++++ Provided data ++++
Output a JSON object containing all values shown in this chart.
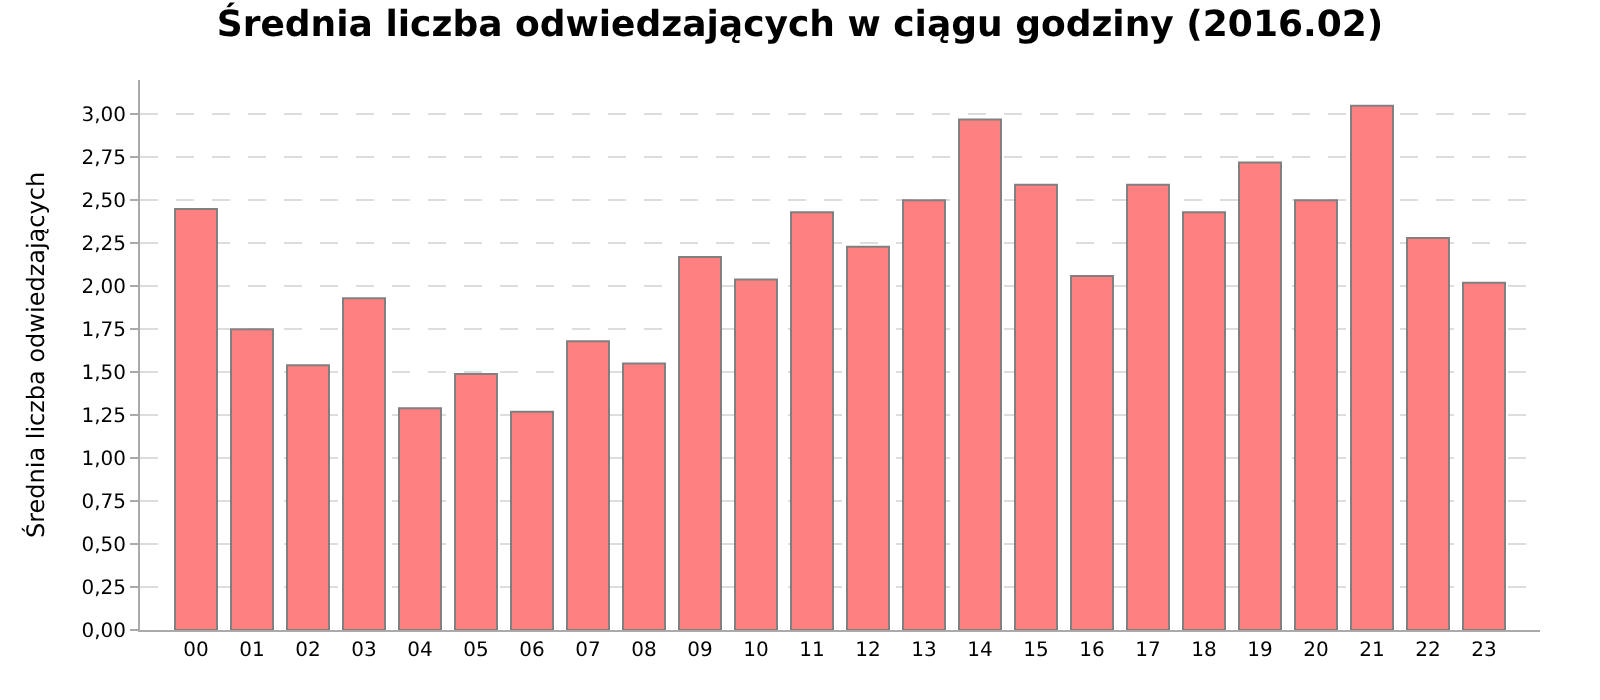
{
  "chart_data": {
    "type": "bar",
    "title": "Średnia liczba odwiedzających w ciągu godziny (2016.02)",
    "ylabel": "Średnia liczba odwiedzających",
    "categories": [
      "00",
      "01",
      "02",
      "03",
      "04",
      "05",
      "06",
      "07",
      "08",
      "09",
      "10",
      "11",
      "12",
      "13",
      "14",
      "15",
      "16",
      "17",
      "18",
      "19",
      "20",
      "21",
      "22",
      "23"
    ],
    "values": [
      2.45,
      1.75,
      1.54,
      1.93,
      1.29,
      1.49,
      1.27,
      1.68,
      1.55,
      2.17,
      2.04,
      2.43,
      2.23,
      2.5,
      2.97,
      2.59,
      2.06,
      2.59,
      2.43,
      2.72,
      2.5,
      3.05,
      2.28,
      2.02
    ],
    "color": "#ff8080",
    "ylim": [
      0,
      3.2
    ],
    "yticks": [
      {
        "value": 0,
        "label": "0,00"
      },
      {
        "value": 0.25,
        "label": "0,25"
      },
      {
        "value": 0.5,
        "label": "0,50"
      },
      {
        "value": 0.75,
        "label": "0,75"
      },
      {
        "value": 1,
        "label": "1,00"
      },
      {
        "value": 1.25,
        "label": "1,25"
      },
      {
        "value": 1.5,
        "label": "1,50"
      },
      {
        "value": 1.75,
        "label": "1,75"
      },
      {
        "value": 2,
        "label": "2,00"
      },
      {
        "value": 2.25,
        "label": "2,25"
      },
      {
        "value": 2.5,
        "label": "2,50"
      },
      {
        "value": 2.75,
        "label": "2,75"
      },
      {
        "value": 3,
        "label": "3,00"
      }
    ],
    "grid": "y"
  }
}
++++
* [Task]: Locate all lines holding the word "Średnia", then copy them out.

* [Response]:
    "title": "Średnia liczba odwiedzających w ciągu godziny (2016.02)",
    "ylabel": "Średnia liczba odwiedzających",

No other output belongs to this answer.